RECORDED INFORMATION.
***

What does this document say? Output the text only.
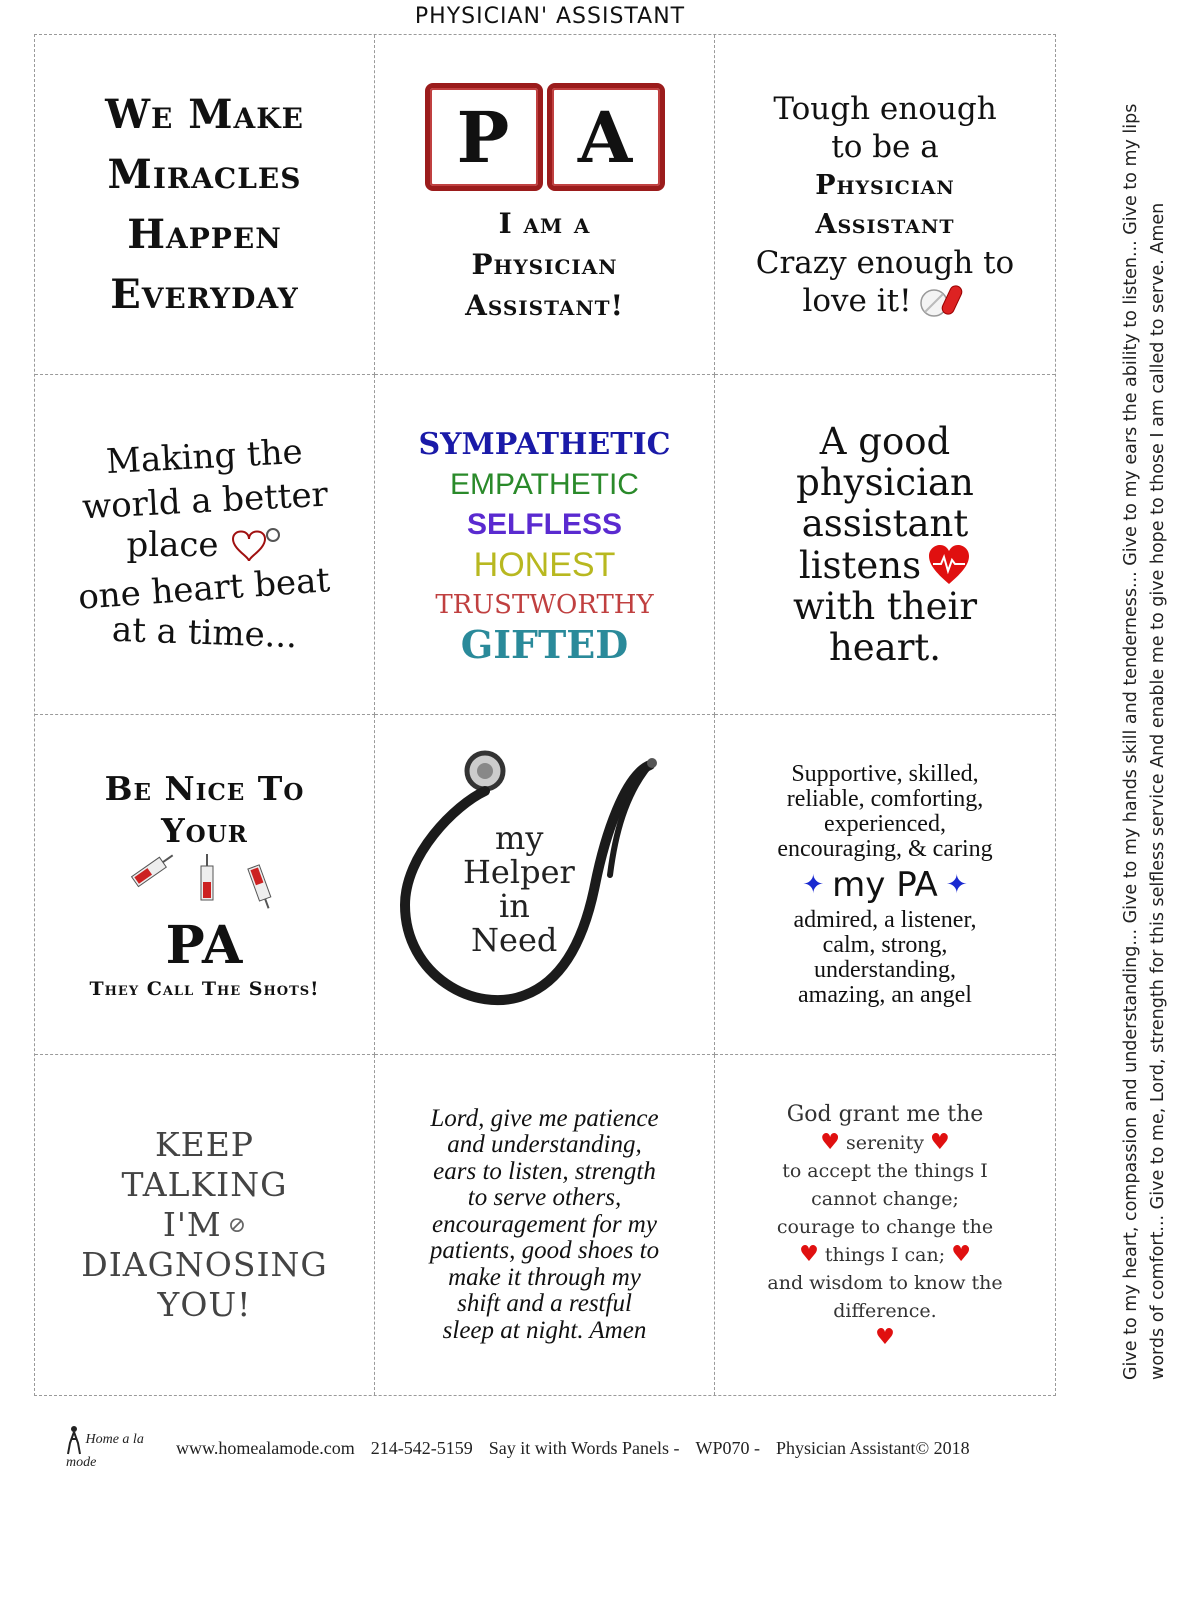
PHYSICIAN' ASSISTANT
We Make
Miracles
Happen
Everyday
P A
I am a
Physician
Assistant!
Tough enough
to be a
Physician
Assistant
Crazy enough to
love it!
Making the
world a better
place
one heart beat
at a time...
SYMPATHETIC
EMPATHETIC
SELFLESS
HONEST
TRUSTWORTHY
GIFTED
A good
physician
assistant
listens
with their
heart.
Be Nice To
Your
PA
They Call The Shots!
my
Helper
in
Need
Supportive, skilled,
reliable, comforting,
experienced,
encouraging, & caring
✦ my PA ✦
admired, a listener,
calm, strong,
understanding,
amazing, an angel
KEEP
TALKING
I'M ⊘
DIAGNOSING
YOU!
Lord, give me patience
and understanding,
ears to listen, strength
to serve others,
encouragement for my
patients, good shoes to
make it through my
shift and a restful
sleep at night. Amen
God grant me the
♥ serenity ♥
to accept the things I
cannot change;
courage to change the
♥ things I can; ♥
and wisdom to know the
difference.
♥	Give to my heart, compassion and understanding... Give to my hands skill and tenderness... Give to my ears the ability to listen... Give to my lips words of comfort... Give to me, Lord, strength for this selfless service And enable me to give hope to those I am called to serve. Amen
Home a la mode
www.homealamode.com 214-542-5159 Say it with Words Panels - WP070 - Physician Assistant© 2018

***

WHAT IS BEING ASKED.
Repeat each entry precisely as it appears. Leave the pictures out.

FINAL ANSWER.
What does this document say? Output the text only.
PHYSICIAN' ASSISTANT
We Make
Miracles
Happen
Everyday
P A
I am a
Physician
Assistant!
Tough enough
to be a
Physician
Assistant
Crazy enough to
love it!
Making the
world a better
place
one heart beat
at a time...
SYMPATHETIC
EMPATHETIC
SELFLESS
HONEST
TRUSTWORTHY
GIFTED
A good
physician
assistant
listens
with their
heart.
Be Nice To
Your
PA
They Call The Shots!
my
Helper
in
Need
Supportive, skilled,
reliable, comforting,
experienced,
encouraging, & caring
✦ my PA ✦
admired, a listener,
calm, strong,
understanding,
amazing, an angel
KEEP
TALKING
I'M ⊘
DIAGNOSING
YOU!
Lord, give me patience
and understanding,
ears to listen, strength
to serve others,
encouragement for my
patients, good shoes to
make it through my
shift and a restful
sleep at night. Amen
God grant me the
♥ serenity ♥
to accept the things I
cannot change;
courage to change the
♥ things I can; ♥
and wisdom to know the
difference.
♥	Give to my heart, compassion and understanding... Give to my hands skill and tenderness... Give to my ears the ability to listen... Give to my lips words of comfort... Give to me, Lord, strength for this selfless service And enable me to give hope to those I am called to serve. Amen
Home a la mode
www.homealamode.com 214-542-5159 Say it with Words Panels - WP070 - Physician Assistant© 2018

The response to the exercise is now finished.